EXERCISE REQUIREMENTS: Copy out the entries exactly, from the first line to the last.

-=-=-=-=-

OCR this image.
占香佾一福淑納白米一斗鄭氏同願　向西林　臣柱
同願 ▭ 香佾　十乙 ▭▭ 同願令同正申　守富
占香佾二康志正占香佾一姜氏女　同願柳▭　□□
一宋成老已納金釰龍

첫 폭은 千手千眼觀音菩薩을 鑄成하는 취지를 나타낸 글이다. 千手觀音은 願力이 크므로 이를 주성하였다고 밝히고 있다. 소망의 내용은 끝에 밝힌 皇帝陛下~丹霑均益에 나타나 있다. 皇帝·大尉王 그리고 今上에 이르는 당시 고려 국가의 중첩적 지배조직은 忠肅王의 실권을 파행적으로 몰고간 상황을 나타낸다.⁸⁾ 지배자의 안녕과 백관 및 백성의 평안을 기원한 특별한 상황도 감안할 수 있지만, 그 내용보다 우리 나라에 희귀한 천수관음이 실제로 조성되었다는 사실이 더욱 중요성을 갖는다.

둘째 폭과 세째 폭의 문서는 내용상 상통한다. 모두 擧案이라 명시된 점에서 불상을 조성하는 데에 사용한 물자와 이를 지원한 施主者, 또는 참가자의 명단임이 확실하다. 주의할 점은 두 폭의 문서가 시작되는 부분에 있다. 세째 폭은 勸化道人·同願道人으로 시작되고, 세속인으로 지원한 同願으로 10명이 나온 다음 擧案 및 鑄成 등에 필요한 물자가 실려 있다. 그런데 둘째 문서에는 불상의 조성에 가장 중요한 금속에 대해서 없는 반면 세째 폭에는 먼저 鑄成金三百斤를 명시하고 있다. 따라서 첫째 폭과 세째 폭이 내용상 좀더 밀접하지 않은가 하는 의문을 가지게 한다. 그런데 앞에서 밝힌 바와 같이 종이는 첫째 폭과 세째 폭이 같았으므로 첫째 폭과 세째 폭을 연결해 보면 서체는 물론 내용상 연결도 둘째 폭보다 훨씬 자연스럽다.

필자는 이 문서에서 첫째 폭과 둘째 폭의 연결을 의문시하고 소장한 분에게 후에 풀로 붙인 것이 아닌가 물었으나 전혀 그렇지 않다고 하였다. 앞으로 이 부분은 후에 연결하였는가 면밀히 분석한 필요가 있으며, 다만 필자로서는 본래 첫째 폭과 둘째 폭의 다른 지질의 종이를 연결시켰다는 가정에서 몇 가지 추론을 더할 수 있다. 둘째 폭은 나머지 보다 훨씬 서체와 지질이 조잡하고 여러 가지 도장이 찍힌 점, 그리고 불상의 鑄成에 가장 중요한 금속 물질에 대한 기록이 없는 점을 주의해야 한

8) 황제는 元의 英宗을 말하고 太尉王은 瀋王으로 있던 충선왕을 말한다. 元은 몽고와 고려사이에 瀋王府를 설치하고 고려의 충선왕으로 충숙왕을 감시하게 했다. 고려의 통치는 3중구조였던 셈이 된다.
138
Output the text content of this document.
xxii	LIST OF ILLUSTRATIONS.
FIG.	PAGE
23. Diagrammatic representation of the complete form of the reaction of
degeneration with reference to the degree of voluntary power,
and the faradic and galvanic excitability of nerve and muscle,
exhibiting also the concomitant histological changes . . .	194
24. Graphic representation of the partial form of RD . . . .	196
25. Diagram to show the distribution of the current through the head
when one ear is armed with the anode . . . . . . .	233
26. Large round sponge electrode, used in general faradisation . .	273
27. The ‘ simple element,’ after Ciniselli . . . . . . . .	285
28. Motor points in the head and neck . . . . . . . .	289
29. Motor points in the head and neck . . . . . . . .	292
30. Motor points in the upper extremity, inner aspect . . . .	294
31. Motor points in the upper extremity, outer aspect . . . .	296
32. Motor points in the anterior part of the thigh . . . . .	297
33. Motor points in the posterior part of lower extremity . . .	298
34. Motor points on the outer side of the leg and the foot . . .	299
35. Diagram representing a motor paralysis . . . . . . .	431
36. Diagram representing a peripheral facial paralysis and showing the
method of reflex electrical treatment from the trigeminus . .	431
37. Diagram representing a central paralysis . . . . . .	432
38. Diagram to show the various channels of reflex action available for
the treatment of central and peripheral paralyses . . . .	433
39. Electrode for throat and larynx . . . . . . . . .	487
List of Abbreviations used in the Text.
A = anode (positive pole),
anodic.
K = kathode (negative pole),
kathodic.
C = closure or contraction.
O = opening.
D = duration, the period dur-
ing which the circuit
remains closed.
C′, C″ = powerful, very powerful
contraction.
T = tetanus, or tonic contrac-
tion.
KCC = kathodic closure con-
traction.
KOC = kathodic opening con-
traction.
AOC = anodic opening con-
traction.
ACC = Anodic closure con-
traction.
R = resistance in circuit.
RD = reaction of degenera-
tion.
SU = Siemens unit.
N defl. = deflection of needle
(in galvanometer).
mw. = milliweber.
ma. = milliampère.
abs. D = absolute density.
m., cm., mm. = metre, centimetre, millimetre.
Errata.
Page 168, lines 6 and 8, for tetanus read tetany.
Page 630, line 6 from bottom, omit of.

-=-=-=-=-

RESULT OF THIS EXERCISE:
OCR this image.
占香佾一福淑納白米一斗鄭氏同願　向西林　臣柱
同願 ▭ 香佾　十乙 ▭▭ 同願令同正申　守富
占香佾二康志正占香佾一姜氏女　同願柳▭　□□
一宋成老已納金釰龍

첫 폭은 千手千眼觀音菩薩을 鑄成하는 취지를 나타낸 글이다. 千手觀音은 願力이 크므로 이를 주성하였다고 밝히고 있다. 소망의 내용은 끝에 밝힌 皇帝陛下~丹霑均益에 나타나 있다. 皇帝·大尉王 그리고 今上에 이르는 당시 고려 국가의 중첩적 지배조직은 忠肅王의 실권을 파행적으로 몰고간 상황을 나타낸다.⁸⁾ 지배자의 안녕과 백관 및 백성의 평안을 기원한 특별한 상황도 감안할 수 있지만, 그 내용보다 우리 나라에 희귀한 천수관음이 실제로 조성되었다는 사실이 더욱 중요성을 갖는다.

둘째 폭과 세째 폭의 문서는 내용상 상통한다. 모두 擧案이라 명시된 점에서 불상을 조성하는 데에 사용한 물자와 이를 지원한 施主者, 또는 참가자의 명단임이 확실하다. 주의할 점은 두 폭의 문서가 시작되는 부분에 있다. 세째 폭은 勸化道人·同願道人으로 시작되고, 세속인으로 지원한 同願으로 10명이 나온 다음 擧案 및 鑄成 등에 필요한 물자가 실려 있다. 그런데 둘째 문서에는 불상의 조성에 가장 중요한 금속에 대해서 없는 반면 세째 폭에는 먼저 鑄成金三百斤를 명시하고 있다. 따라서 첫째 폭과 세째 폭이 내용상 좀더 밀접하지 않은가 하는 의문을 가지게 한다. 그런데 앞에서 밝힌 바와 같이 종이는 첫째 폭과 세째 폭이 같았으므로 첫째 폭과 세째 폭을 연결해 보면 서체는 물론 내용상 연결도 둘째 폭보다 훨씬 자연스럽다.

필자는 이 문서에서 첫째 폭과 둘째 폭의 연결을 의문시하고 소장한 분에게 후에 풀로 붙인 것이 아닌가 물었으나 전혀 그렇지 않다고 하였다. 앞으로 이 부분은 후에 연결하였는가 면밀히 분석한 필요가 있으며, 다만 필자로서는 본래 첫째 폭과 둘째 폭의 다른 지질의 종이를 연결시켰다는 가정에서 몇 가지 추론을 더할 수 있다. 둘째 폭은 나머지 보다 훨씬 서체와 지질이 조잡하고 여러 가지 도장이 찍힌 점, 그리고 불상의 鑄成에 가장 중요한 금속 물질에 대한 기록이 없는 점을 주의해야 한

8) 황제는 元의 英宗을 말하고 太尉王은 瀋王으로 있던 충선왕을 말한다. 元은 몽고와 고려사이에 瀋王府를 설치하고 고려의 충선왕으로 충숙왕을 감시하게 했다. 고려의 통치는 3중구조였던 셈이 된다.
138
Output the text content of this document.
xxii	LIST OF ILLUSTRATIONS.
FIG.	PAGE
23. Diagrammatic representation of the complete form of the reaction of
degeneration with reference to the degree of voluntary power,
and the faradic and galvanic excitability of nerve and muscle,
exhibiting also the concomitant histological changes . . .	194
24. Graphic representation of the partial form of RD . . . .	196
25. Diagram to show the distribution of the current through the head
when one ear is armed with the anode . . . . . . .	233
26. Large round sponge electrode, used in general faradisation . .	273
27. The ‘ simple element,’ after Ciniselli . . . . . . . .	285
28. Motor points in the head and neck . . . . . . . .	289
29. Motor points in the head and neck . . . . . . . .	292
30. Motor points in the upper extremity, inner aspect . . . .	294
31. Motor points in the upper extremity, outer aspect . . . .	296
32. Motor points in the anterior part of the thigh . . . . .	297
33. Motor points in the posterior part of lower extremity . . .	298
34. Motor points on the outer side of the leg and the foot . . .	299
35. Diagram representing a motor paralysis . . . . . . .	431
36. Diagram representing a peripheral facial paralysis and showing the
method of reflex electrical treatment from the trigeminus . .	431
37. Diagram representing a central paralysis . . . . . .	432
38. Diagram to show the various channels of reflex action available for
the treatment of central and peripheral paralyses . . . .	433
39. Electrode for throat and larynx . . . . . . . . .	487
List of Abbreviations used in the Text.
A = anode (positive pole),
anodic.
K = kathode (negative pole),
kathodic.
C = closure or contraction.
O = opening.
D = duration, the period dur-
ing which the circuit
remains closed.
C′, C″ = powerful, very powerful
contraction.
T = tetanus, or tonic contrac-
tion.
KCC = kathodic closure con-
traction.
KOC = kathodic opening con-
traction.
AOC = anodic opening con-
traction.
ACC = Anodic closure con-
traction.
R = resistance in circuit.
RD = reaction of degenera-
tion.
SU = Siemens unit.
N defl. = deflection of needle
(in galvanometer).
mw. = milliweber.
ma. = milliampère.
abs. D = absolute density.
m., cm., mm. = metre, centimetre, millimetre.
Errata.
Page 168, lines 6 and 8, for tetanus read tetany.
Page 630, line 6 from bottom, omit of.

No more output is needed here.